---------- Provided data
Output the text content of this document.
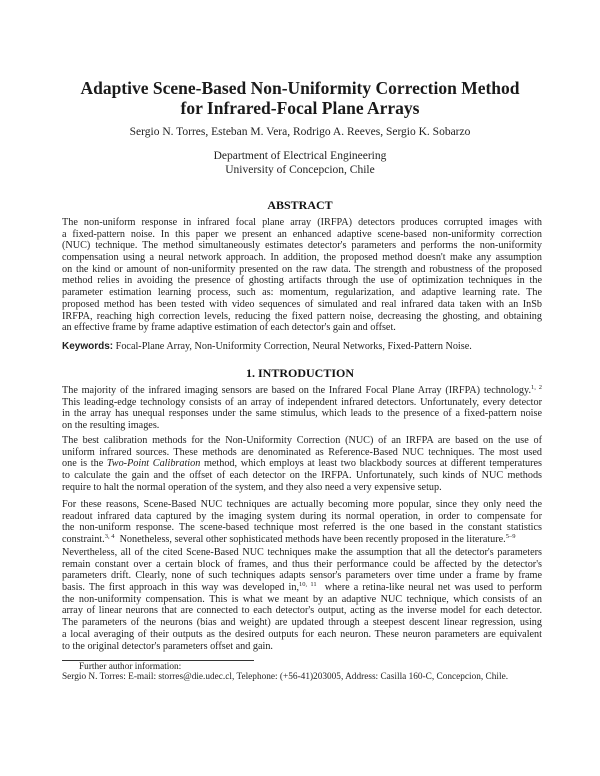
Adaptive Scene-Based Non-Uniformity Correction Method
for Infrared-Focal Plane Arrays
Sergio N. Torres, Esteban M. Vera, Rodrigo A. Reeves, Sergio K. Sobarzo
Department of Electrical Engineering
University of Concepcion, Chile
ABSTRACT
The non-uniform response in infrared focal plane array (IRFPA) detectors produces corrupted images with
a fixed-pattern noise. In this paper we present an enhanced adaptive scene-based non-uniformity correction
(NUC) technique. The method simultaneously estimates detector's parameters and performs the non-uniformity
compensation using a neural network approach. In addition, the proposed method doesn't make any assumption
on the kind or amount of non-uniformity presented on the raw data. The strength and robustness of the proposed
method relies in avoiding the presence of ghosting artifacts through the use of optimization techniques in the
parameter estimation learning process, such as: momentum, regularization, and adaptive learning rate. The
proposed method has been tested with video sequences of simulated and real infrared data taken with an InSb
IRFPA, reaching high correction levels, reducing the fixed pattern noise, decreasing the ghosting, and obtaining
an effective frame by frame adaptive estimation of each detector's gain and offset.
Keywords: Focal-Plane Array, Non-Uniformity Correction, Neural Networks, Fixed-Pattern Noise.
1. INTRODUCTION
The majority of the infrared imaging sensors are based on the Infrared Focal Plane Array (IRFPA) technology.$^{1, 2}$
This leading-edge technology consists of an array of independent infrared detectors. Unfortunately, every detector
in the array has unequal responses under the same stimulus, which leads to the presence of a fixed-pattern noise
on the resulting images.
The best calibration methods for the Non-Uniformity Correction (NUC) of an IRFPA are based on the use of
uniform infrared sources. These methods are denominated as Reference-Based NUC techniques. The most used
one is the Two-Point Calibration method, which employs at least two blackbody sources at different temperatures
to calculate the gain and the offset of each detector on the IRFPA. Unfortunately, such kinds of NUC methods
require to halt the normal operation of the system, and they also need a very expensive setup.
For these reasons, Scene-Based NUC techniques are actually becoming more popular, since they only need the
readout infrared data captured by the imaging system during its normal operation, in order to compensate for
the non-uniform response. The scene-based technique most referred is the one based in the constant statistics
constraint.$^{3, 4}$  Nonetheless, several other sophisticated methods have been recently proposed in the literature.$^{5-9}$
Nevertheless, all of the cited Scene-Based NUC techniques make the assumption that all the detector's parameters
remain constant over a certain block of frames, and thus their performance could be affected by the detector's
parameters drift. Clearly, none of such techniques adapts sensor's parameters over time under a frame by frame
basis. The first approach in this way was developed in,$^{10, 11}$  where a retina-like neural net was used to perform
the non-uniformity compensation. This is what we meant by an adaptive NUC technique, which consists of an
array of linear neurons that are connected to each detector's output, acting as the inverse model for each detector.
The parameters of the neurons (bias and weight) are updated through a steepest descent linear regression, using
a local averaging of their outputs as the desired outputs for each neuron. These neuron parameters are equivalent
to the original detector's parameters offset and gain.
Further author information:
Sergio N. Torres: E-mail: storres@die.udec.cl, Telephone: (+56-41)203005, Address: Casilla 160-C, Concepcion, Chile.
--------------------
◆ **Instruction**
Using the material above, set down every line exactly, but skip the pictures.

◆ **Task answer**
Output the text content of this document.
Adaptive Scene-Based Non-Uniformity Correction Method
for Infrared-Focal Plane Arrays
Sergio N. Torres, Esteban M. Vera, Rodrigo A. Reeves, Sergio K. Sobarzo
Department of Electrical Engineering
University of Concepcion, Chile
ABSTRACT
The non-uniform response in infrared focal plane array (IRFPA) detectors produces corrupted images with
a fixed-pattern noise. In this paper we present an enhanced adaptive scene-based non-uniformity correction
(NUC) technique. The method simultaneously estimates detector's parameters and performs the non-uniformity
compensation using a neural network approach. In addition, the proposed method doesn't make any assumption
on the kind or amount of non-uniformity presented on the raw data. The strength and robustness of the proposed
method relies in avoiding the presence of ghosting artifacts through the use of optimization techniques in the
parameter estimation learning process, such as: momentum, regularization, and adaptive learning rate. The
proposed method has been tested with video sequences of simulated and real infrared data taken with an InSb
IRFPA, reaching high correction levels, reducing the fixed pattern noise, decreasing the ghosting, and obtaining
an effective frame by frame adaptive estimation of each detector's gain and offset.
Keywords: Focal-Plane Array, Non-Uniformity Correction, Neural Networks, Fixed-Pattern Noise.
1. INTRODUCTION
The majority of the infrared imaging sensors are based on the Infrared Focal Plane Array (IRFPA) technology.$^{1, 2}$
This leading-edge technology consists of an array of independent infrared detectors. Unfortunately, every detector
in the array has unequal responses under the same stimulus, which leads to the presence of a fixed-pattern noise
on the resulting images.
The best calibration methods for the Non-Uniformity Correction (NUC) of an IRFPA are based on the use of
uniform infrared sources. These methods are denominated as Reference-Based NUC techniques. The most used
one is the Two-Point Calibration method, which employs at least two blackbody sources at different temperatures
to calculate the gain and the offset of each detector on the IRFPA. Unfortunately, such kinds of NUC methods
require to halt the normal operation of the system, and they also need a very expensive setup.
For these reasons, Scene-Based NUC techniques are actually becoming more popular, since they only need the
readout infrared data captured by the imaging system during its normal operation, in order to compensate for
the non-uniform response. The scene-based technique most referred is the one based in the constant statistics
constraint.$^{3, 4}$  Nonetheless, several other sophisticated methods have been recently proposed in the literature.$^{5-9}$
Nevertheless, all of the cited Scene-Based NUC techniques make the assumption that all the detector's parameters
remain constant over a certain block of frames, and thus their performance could be affected by the detector's
parameters drift. Clearly, none of such techniques adapts sensor's parameters over time under a frame by frame
basis. The first approach in this way was developed in,$^{10, 11}$  where a retina-like neural net was used to perform
the non-uniformity compensation. This is what we meant by an adaptive NUC technique, which consists of an
array of linear neurons that are connected to each detector's output, acting as the inverse model for each detector.
The parameters of the neurons (bias and weight) are updated through a steepest descent linear regression, using
a local averaging of their outputs as the desired outputs for each neuron. These neuron parameters are equivalent
to the original detector's parameters offset and gain.
Further author information:
Sergio N. Torres: E-mail: storres@die.udec.cl, Telephone: (+56-41)203005, Address: Casilla 160-C, Concepcion, Chile.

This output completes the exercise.